Write the data out again exactly, dropping any images it holds.

── THE DATA ──

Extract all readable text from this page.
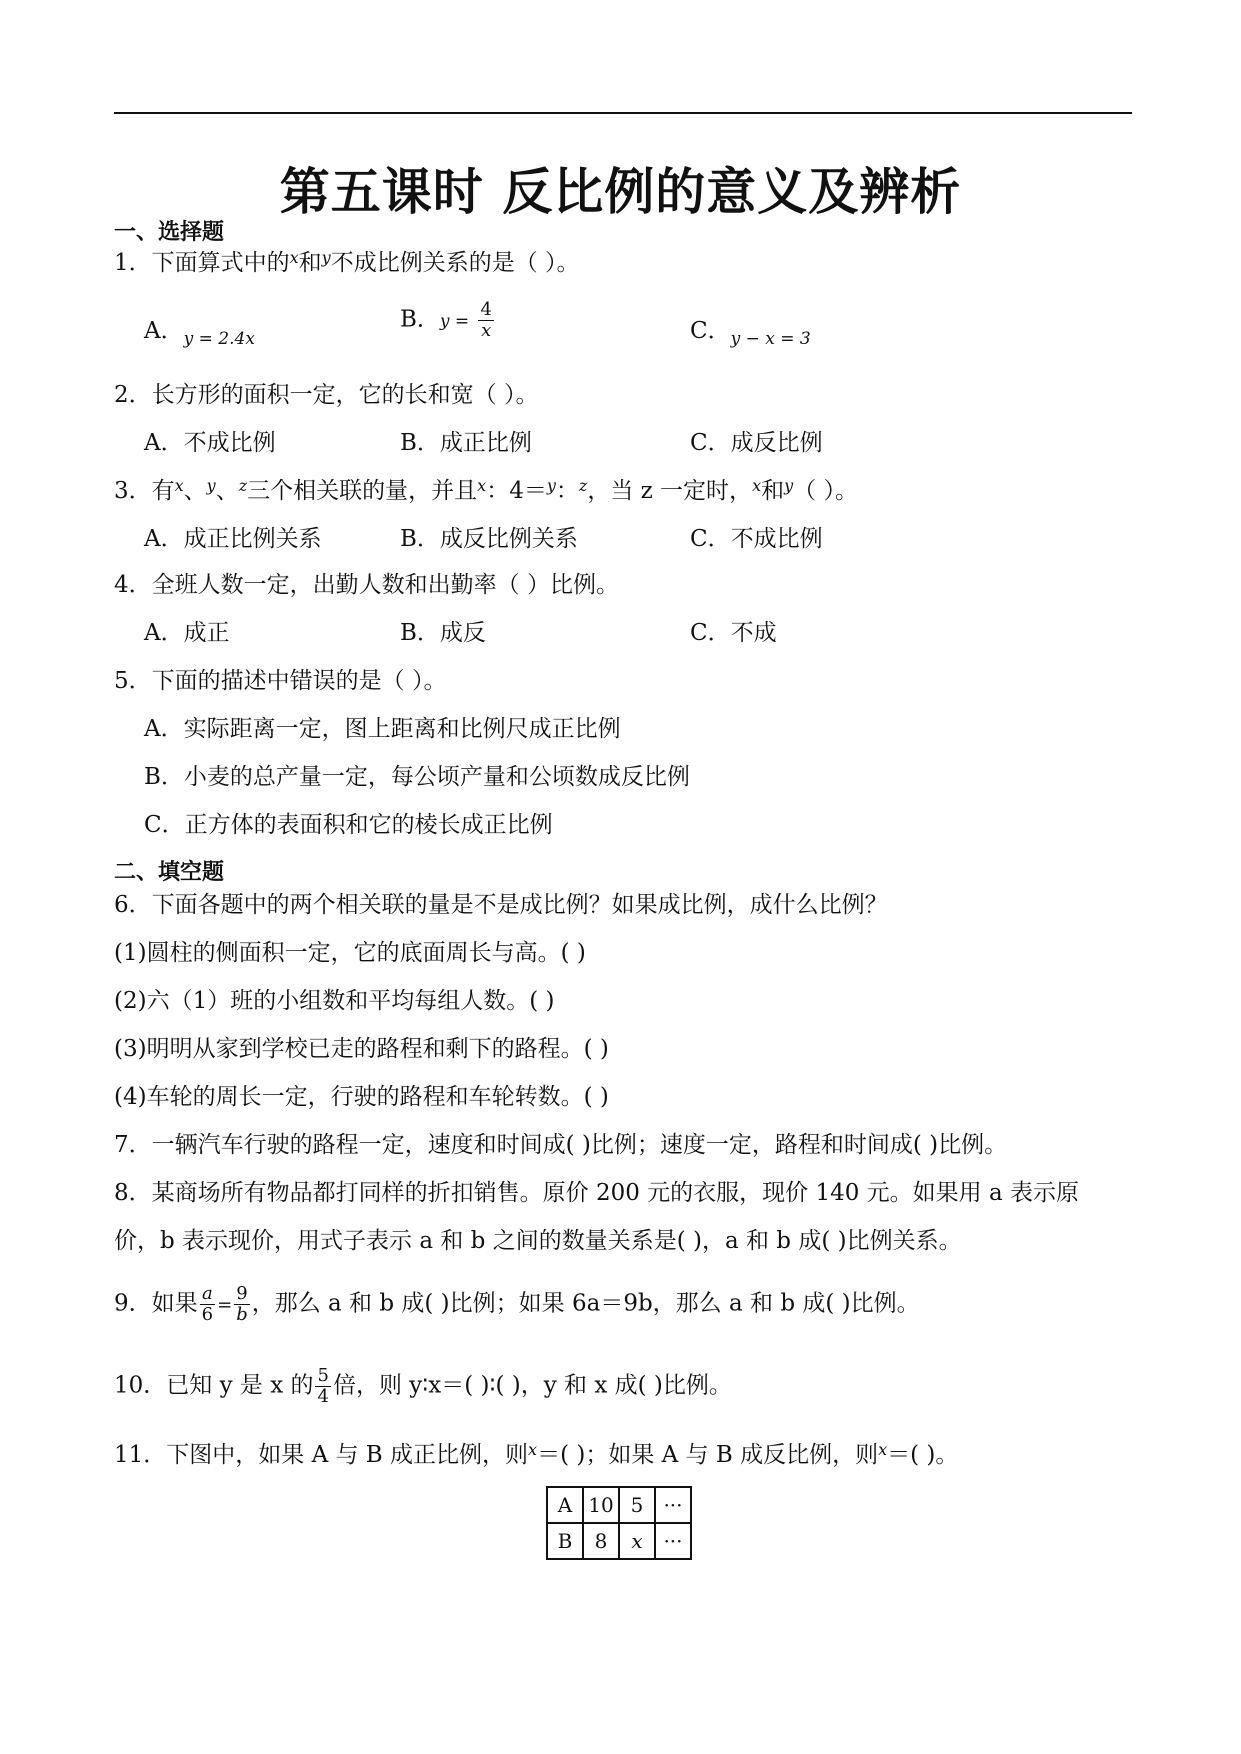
第五课时 反比例的意义及辨析
一、选择题
1．下面算式中的$^x$和$^y$不成比例关系的是（ ）。
A．$_{y = 2.4x}$
B．$y = \frac{4}{x}$	C．$_{y - x = 3}$
2．长方形的面积一定，它的长和宽（ ）。
A．不成比例	B．成正比例	C．成反比例
3．有$^x$、$^y$、$^z$三个相关联的量，并且$^x$：4＝$^y$：$^z$，当 z 一定时，$^x$和$^y$（ ）。
A．成正比例关系	B．成反比例关系	C．不成比例
4．全班人数一定，出勤人数和出勤率（ ）比例。
A．成正	B．成反	C．不成
5．下面的描述中错误的是（ ）。
A．实际距离一定，图上距离和比例尺成正比例
B．小麦的总产量一定，每公顷产量和公顷数成反比例
C．正方体的表面积和它的棱长成正比例
二、填空题
6．下面各题中的两个相关联的量是不是成比例？如果成比例，成什么比例？
(1)圆柱的侧面积一定，它的底面周长与高。( )
(2)六（1）班的小组数和平均每组人数。( )
(3)明明从家到学校已走的路程和剩下的路程。( )
(4)车轮的周长一定，行驶的路程和车轮转数。( )
7．一辆汽车行驶的路程一定，速度和时间成( )比例；速度一定，路程和时间成( )比例。
8．某商场所有物品都打同样的折扣销售。原价 200 元的衣服，现价 140 元。如果用 a 表示原
价，b 表示现价，用式子表示 a 和 b 之间的数量关系是( )，a 和 b 成( )比例关系。
9．如果 $\frac{a}{6} = \frac{9}{b}$ ，那么 a 和 b 成( )比例；如果 6a＝9b，那么 a 和 b 成( )比例。
10．已知 y 是 x 的 $\frac{5}{4}$ 倍，则 y∶x＝( )∶( )，y 和 x 成( )比例。
11．下图中，如果 A 与 B 成正比例，则$^x$＝( )；如果 A 与 B 成反比例，则$^x$＝( )。
A	10	5	···
B	8	x	···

───

ANSWER TO THIS TASK:
Extract all readable text from this page.
第五课时 反比例的意义及辨析
一、选择题
1．下面算式中的$^x$和$^y$不成比例关系的是（ ）。
A．$_{y = 2.4x}$
B．$y = \frac{4}{x}$	C．$_{y - x = 3}$
2．长方形的面积一定，它的长和宽（ ）。
A．不成比例	B．成正比例	C．成反比例
3．有$^x$、$^y$、$^z$三个相关联的量，并且$^x$：4＝$^y$：$^z$，当 z 一定时，$^x$和$^y$（ ）。
A．成正比例关系	B．成反比例关系	C．不成比例
4．全班人数一定，出勤人数和出勤率（ ）比例。
A．成正	B．成反	C．不成
5．下面的描述中错误的是（ ）。
A．实际距离一定，图上距离和比例尺成正比例
B．小麦的总产量一定，每公顷产量和公顷数成反比例
C．正方体的表面积和它的棱长成正比例
二、填空题
6．下面各题中的两个相关联的量是不是成比例？如果成比例，成什么比例？
(1)圆柱的侧面积一定，它的底面周长与高。( )
(2)六（1）班的小组数和平均每组人数。( )
(3)明明从家到学校已走的路程和剩下的路程。( )
(4)车轮的周长一定，行驶的路程和车轮转数。( )
7．一辆汽车行驶的路程一定，速度和时间成( )比例；速度一定，路程和时间成( )比例。
8．某商场所有物品都打同样的折扣销售。原价 200 元的衣服，现价 140 元。如果用 a 表示原
价，b 表示现价，用式子表示 a 和 b 之间的数量关系是( )，a 和 b 成( )比例关系。
9．如果 $\frac{a}{6} = \frac{9}{b}$ ，那么 a 和 b 成( )比例；如果 6a＝9b，那么 a 和 b 成( )比例。
10．已知 y 是 x 的 $\frac{5}{4}$ 倍，则 y∶x＝( )∶( )，y 和 x 成( )比例。
11．下图中，如果 A 与 B 成正比例，则$^x$＝( )；如果 A 与 B 成反比例，则$^x$＝( )。
A	10	5	···
B	8	x	···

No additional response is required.